(begin)

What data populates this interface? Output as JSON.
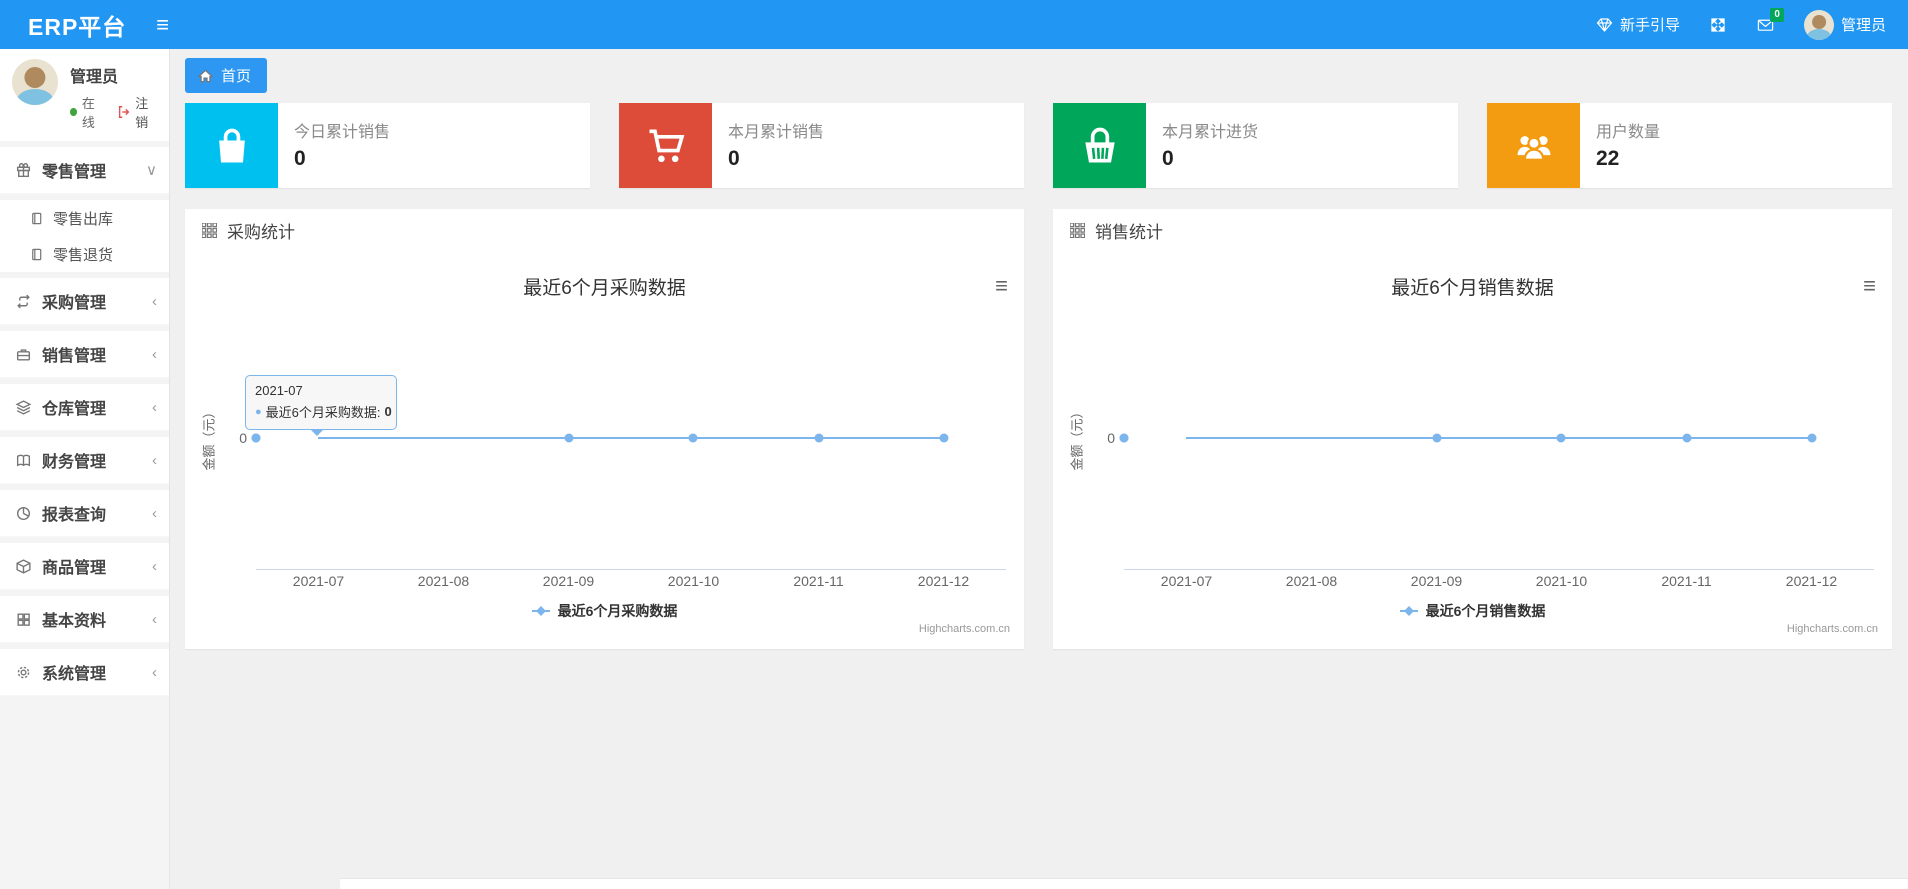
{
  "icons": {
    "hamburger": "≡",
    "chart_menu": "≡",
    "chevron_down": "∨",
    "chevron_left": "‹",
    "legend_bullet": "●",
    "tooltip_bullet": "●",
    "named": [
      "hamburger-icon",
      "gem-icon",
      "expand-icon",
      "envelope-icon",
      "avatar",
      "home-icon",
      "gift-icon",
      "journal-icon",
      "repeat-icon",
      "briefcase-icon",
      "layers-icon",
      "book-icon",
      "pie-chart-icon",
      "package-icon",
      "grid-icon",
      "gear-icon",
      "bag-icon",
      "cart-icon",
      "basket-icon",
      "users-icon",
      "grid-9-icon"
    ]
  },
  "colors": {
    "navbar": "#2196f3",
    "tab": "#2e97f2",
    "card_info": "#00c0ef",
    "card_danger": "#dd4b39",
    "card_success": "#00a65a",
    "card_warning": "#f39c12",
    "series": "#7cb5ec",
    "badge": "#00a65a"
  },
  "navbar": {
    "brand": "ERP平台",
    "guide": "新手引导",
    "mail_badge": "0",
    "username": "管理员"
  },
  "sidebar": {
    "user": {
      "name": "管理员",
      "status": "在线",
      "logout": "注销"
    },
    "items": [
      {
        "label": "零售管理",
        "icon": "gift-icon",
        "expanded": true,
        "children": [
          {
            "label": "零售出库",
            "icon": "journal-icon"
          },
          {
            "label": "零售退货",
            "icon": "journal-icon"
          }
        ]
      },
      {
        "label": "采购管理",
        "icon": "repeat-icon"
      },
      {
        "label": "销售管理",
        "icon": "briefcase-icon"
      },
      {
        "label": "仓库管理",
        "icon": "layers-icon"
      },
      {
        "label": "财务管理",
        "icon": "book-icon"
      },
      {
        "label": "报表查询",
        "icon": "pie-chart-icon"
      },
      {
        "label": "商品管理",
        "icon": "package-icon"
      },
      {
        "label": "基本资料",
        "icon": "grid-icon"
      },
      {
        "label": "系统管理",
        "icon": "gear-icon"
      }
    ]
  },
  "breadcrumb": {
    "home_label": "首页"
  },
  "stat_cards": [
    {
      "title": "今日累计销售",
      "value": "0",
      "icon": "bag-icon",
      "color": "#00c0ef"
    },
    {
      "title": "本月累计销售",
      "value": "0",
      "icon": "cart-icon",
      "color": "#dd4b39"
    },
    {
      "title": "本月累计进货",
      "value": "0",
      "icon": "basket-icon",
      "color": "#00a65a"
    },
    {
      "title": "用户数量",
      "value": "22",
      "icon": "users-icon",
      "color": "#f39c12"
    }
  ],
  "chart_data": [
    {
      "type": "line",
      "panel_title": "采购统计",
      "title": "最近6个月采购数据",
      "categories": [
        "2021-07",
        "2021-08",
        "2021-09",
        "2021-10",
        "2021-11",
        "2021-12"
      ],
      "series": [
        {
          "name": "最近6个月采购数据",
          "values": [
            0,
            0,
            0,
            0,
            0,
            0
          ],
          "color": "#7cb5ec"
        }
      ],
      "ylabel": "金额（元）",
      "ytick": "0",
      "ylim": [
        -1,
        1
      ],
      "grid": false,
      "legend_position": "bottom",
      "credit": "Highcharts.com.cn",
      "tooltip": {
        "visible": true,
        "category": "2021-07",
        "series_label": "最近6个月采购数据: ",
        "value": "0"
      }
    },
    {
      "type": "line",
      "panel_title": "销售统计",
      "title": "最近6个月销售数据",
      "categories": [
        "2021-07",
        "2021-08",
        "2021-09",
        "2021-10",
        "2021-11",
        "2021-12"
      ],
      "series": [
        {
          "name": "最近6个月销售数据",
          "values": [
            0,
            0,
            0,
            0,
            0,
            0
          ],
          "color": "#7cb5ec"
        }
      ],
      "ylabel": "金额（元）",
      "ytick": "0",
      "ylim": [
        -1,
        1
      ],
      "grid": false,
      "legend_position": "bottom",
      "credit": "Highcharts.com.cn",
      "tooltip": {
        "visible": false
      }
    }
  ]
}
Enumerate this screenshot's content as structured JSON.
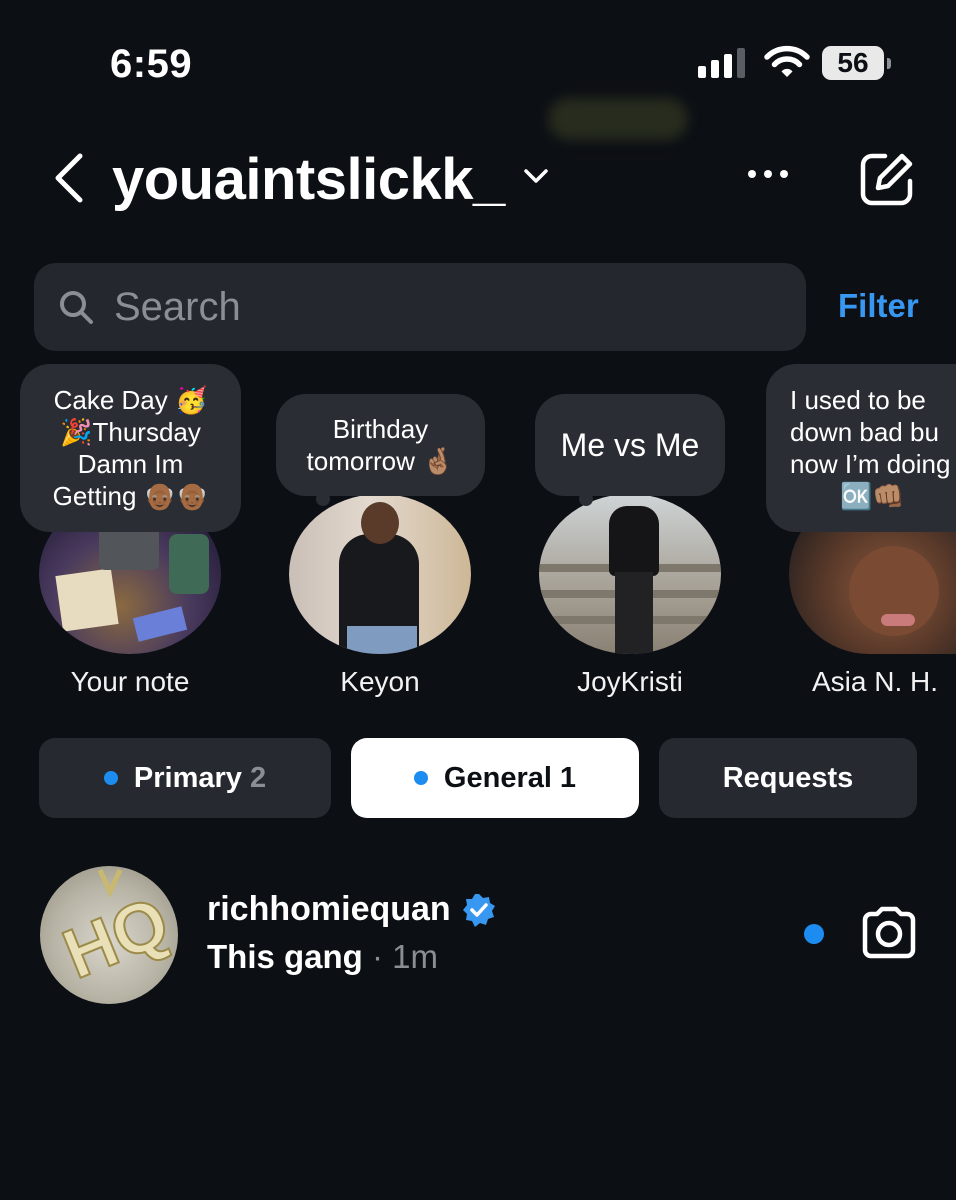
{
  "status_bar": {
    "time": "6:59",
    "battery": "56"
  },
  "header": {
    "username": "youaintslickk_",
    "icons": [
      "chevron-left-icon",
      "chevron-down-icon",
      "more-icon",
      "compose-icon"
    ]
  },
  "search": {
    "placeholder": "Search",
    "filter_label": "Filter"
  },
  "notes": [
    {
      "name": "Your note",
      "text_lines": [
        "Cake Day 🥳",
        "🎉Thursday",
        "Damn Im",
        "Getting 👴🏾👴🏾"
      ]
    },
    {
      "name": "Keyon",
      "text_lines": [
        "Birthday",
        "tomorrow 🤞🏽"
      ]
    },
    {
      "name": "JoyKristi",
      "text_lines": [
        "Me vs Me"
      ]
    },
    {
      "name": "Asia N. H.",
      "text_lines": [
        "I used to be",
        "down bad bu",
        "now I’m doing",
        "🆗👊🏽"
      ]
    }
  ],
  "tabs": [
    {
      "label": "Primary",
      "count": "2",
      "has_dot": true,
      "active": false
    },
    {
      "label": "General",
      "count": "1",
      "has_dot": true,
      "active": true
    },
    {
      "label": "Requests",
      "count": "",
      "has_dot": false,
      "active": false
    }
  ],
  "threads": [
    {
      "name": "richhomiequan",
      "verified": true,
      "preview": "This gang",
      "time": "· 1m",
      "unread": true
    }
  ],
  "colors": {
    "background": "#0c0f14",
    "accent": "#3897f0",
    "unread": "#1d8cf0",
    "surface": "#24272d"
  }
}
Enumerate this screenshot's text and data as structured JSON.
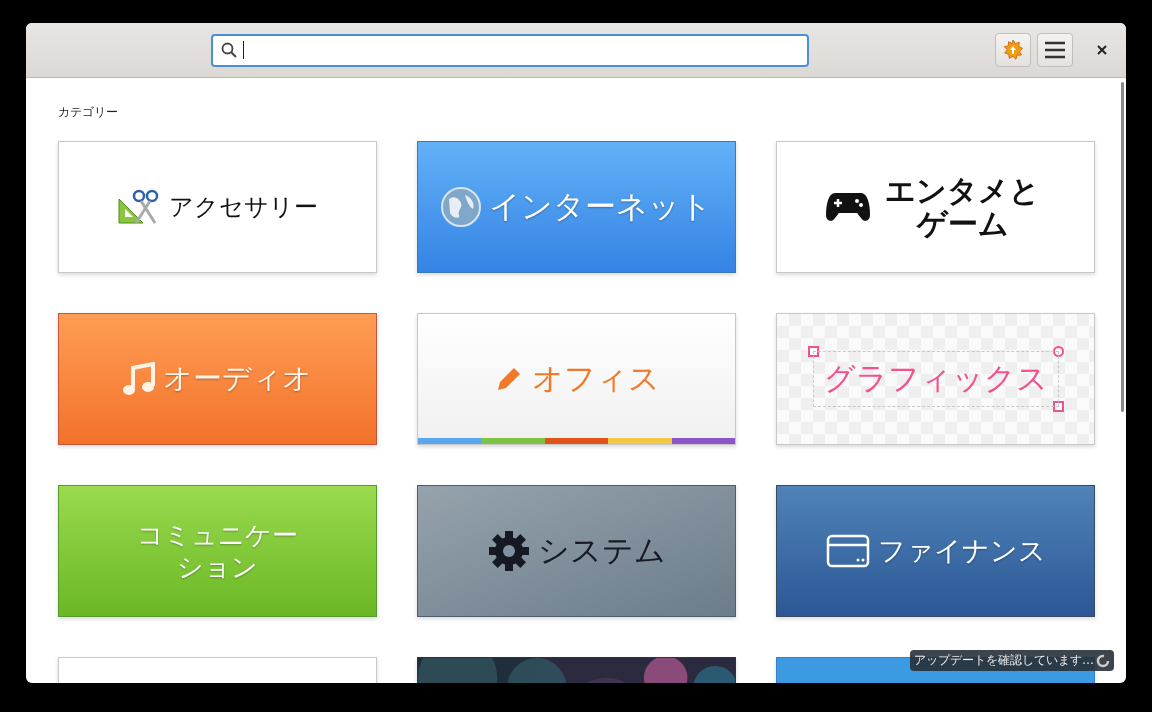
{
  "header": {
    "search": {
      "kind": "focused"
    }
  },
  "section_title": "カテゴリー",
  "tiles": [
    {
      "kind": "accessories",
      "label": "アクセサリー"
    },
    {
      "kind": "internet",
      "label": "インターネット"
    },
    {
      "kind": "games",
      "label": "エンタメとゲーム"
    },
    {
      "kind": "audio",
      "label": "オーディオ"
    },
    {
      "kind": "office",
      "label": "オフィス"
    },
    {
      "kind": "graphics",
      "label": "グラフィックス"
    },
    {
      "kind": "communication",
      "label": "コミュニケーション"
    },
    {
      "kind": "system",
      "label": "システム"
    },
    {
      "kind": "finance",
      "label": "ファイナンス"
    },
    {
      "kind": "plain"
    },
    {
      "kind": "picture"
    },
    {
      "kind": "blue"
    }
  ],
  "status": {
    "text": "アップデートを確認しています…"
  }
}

(end)

Requirements. Pull out all lines of the data with the string "true".

Answer to this task.
        "expanded": true,
        "visible": true,
      "has_dot": true,
      "has_dot": true,
      "active": true
      "verified": true,
      "unread": true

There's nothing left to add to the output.